▶ Stated task:
Copy every line that mentions the word "combination".

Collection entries
··········
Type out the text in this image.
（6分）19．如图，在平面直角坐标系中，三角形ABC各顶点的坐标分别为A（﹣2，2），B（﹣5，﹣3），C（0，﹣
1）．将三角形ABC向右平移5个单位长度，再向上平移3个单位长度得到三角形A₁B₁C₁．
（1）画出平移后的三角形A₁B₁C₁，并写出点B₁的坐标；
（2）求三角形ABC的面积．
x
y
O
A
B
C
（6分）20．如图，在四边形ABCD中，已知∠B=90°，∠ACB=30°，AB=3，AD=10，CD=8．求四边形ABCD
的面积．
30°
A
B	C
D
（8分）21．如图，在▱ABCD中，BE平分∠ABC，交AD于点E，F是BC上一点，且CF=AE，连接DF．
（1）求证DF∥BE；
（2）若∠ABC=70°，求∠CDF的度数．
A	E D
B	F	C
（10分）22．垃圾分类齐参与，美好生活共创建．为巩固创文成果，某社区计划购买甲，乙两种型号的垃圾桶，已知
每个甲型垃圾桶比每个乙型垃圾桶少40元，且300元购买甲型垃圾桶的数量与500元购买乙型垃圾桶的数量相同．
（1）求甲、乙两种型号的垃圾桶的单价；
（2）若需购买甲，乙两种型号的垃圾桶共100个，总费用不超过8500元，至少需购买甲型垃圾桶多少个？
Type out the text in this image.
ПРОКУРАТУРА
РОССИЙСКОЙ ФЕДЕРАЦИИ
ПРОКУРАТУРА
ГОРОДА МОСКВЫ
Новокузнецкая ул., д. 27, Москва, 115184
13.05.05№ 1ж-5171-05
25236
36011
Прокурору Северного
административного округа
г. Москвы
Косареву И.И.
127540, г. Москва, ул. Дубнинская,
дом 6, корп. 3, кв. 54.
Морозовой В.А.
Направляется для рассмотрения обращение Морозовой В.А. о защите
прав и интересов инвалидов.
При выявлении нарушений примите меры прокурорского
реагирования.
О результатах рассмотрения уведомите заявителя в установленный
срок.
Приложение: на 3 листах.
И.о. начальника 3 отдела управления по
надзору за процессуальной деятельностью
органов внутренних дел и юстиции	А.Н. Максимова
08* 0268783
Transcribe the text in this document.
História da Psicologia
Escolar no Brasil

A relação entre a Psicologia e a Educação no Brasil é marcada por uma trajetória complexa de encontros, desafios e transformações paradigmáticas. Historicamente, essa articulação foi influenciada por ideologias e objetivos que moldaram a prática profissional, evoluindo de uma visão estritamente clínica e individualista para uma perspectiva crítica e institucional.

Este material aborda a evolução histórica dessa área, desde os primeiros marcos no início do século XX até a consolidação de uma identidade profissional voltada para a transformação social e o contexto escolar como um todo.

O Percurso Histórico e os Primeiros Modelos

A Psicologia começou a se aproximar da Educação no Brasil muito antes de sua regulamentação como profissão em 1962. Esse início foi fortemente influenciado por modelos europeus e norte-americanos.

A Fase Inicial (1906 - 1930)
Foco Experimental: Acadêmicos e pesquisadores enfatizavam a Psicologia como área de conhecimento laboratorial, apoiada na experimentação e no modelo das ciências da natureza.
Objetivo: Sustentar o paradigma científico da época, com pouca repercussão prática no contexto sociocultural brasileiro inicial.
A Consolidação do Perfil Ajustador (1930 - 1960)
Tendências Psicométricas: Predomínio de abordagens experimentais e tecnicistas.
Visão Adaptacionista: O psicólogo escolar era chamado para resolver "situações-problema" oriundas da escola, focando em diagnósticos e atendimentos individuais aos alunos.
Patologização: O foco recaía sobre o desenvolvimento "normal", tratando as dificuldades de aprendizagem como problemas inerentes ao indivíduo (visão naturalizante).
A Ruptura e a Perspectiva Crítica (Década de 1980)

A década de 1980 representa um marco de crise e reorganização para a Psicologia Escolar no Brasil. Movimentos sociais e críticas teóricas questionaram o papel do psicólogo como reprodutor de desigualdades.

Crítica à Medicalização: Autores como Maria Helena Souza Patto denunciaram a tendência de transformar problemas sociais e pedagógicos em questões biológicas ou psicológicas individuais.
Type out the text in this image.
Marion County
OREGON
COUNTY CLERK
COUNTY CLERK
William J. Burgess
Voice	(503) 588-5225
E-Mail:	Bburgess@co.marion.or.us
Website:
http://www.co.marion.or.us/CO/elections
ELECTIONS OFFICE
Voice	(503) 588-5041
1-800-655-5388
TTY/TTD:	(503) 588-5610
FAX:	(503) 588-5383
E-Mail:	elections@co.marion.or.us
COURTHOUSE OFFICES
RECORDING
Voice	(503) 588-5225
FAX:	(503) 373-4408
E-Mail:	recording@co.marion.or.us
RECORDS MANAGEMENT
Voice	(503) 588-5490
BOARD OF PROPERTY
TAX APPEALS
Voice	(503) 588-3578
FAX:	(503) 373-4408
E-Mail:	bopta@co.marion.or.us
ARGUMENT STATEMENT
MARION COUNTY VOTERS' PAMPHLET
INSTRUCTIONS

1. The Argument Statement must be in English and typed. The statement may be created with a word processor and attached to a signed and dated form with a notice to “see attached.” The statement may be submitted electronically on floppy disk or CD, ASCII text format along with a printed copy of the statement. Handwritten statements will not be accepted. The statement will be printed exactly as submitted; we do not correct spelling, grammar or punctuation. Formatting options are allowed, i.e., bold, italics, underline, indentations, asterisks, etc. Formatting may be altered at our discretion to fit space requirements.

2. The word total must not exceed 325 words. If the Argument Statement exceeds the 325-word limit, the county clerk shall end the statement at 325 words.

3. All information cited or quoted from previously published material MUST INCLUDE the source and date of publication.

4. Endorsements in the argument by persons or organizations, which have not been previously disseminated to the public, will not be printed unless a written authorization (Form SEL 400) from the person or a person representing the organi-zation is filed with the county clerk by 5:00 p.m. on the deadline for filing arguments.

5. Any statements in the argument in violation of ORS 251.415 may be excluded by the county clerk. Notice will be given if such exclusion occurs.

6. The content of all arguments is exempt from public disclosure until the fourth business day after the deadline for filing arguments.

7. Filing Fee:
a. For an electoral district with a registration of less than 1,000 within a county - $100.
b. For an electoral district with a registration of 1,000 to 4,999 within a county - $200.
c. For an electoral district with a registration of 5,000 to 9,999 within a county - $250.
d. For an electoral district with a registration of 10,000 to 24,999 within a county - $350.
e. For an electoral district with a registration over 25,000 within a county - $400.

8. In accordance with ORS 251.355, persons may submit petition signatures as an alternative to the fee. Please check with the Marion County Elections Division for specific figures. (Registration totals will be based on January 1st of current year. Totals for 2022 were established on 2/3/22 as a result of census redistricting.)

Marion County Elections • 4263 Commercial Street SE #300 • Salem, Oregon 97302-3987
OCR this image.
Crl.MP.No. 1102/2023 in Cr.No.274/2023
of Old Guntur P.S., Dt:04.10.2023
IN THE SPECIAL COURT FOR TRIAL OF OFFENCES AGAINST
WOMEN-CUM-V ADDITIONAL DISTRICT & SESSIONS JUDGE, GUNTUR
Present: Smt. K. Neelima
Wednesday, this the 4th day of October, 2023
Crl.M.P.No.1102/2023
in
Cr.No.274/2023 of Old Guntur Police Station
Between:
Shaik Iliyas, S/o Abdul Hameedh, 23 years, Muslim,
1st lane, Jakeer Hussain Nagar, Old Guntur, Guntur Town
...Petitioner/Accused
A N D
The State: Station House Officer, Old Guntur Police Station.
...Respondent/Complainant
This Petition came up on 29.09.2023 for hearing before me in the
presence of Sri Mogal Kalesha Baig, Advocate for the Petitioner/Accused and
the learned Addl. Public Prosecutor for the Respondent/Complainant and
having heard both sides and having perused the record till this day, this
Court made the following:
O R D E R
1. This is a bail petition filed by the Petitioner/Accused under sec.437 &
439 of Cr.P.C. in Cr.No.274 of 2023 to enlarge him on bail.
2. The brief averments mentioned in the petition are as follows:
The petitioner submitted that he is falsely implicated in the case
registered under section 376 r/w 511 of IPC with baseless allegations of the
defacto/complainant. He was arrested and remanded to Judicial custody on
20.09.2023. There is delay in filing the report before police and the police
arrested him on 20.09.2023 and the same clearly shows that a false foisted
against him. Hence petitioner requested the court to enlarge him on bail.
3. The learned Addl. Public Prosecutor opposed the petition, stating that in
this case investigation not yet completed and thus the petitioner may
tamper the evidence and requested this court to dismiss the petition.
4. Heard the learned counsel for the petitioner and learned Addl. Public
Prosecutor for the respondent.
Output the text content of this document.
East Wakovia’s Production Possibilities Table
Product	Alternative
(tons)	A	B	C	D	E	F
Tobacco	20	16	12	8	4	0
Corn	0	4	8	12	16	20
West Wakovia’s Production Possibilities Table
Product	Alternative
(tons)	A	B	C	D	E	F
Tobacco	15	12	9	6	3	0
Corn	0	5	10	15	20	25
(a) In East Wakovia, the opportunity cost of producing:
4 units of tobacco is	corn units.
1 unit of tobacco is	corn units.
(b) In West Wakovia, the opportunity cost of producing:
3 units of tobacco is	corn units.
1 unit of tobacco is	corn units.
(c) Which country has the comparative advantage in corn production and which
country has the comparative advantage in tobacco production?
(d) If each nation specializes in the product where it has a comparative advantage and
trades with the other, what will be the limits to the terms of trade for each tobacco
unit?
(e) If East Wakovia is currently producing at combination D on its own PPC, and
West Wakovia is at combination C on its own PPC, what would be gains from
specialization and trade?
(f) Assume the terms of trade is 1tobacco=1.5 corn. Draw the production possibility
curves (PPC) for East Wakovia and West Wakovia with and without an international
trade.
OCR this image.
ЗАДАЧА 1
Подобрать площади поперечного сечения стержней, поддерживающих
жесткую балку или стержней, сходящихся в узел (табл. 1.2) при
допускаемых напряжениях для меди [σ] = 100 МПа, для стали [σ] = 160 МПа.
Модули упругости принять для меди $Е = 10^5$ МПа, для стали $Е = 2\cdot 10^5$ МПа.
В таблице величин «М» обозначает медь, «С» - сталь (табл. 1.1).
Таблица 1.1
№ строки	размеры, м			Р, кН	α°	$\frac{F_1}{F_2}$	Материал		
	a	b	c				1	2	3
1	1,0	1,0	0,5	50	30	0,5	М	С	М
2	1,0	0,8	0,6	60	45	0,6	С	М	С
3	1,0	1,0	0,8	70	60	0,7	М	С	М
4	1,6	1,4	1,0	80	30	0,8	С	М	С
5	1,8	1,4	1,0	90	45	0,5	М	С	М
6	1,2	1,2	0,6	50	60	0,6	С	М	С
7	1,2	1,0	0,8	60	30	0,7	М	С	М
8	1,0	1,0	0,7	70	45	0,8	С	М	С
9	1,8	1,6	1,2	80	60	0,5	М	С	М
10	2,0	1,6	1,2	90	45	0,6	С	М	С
··········
▶ Output:
(e) If East Wakovia is currently producing at combination D on its own PPC, and
West Wakovia is at combination C on its own PPC, what would be gains from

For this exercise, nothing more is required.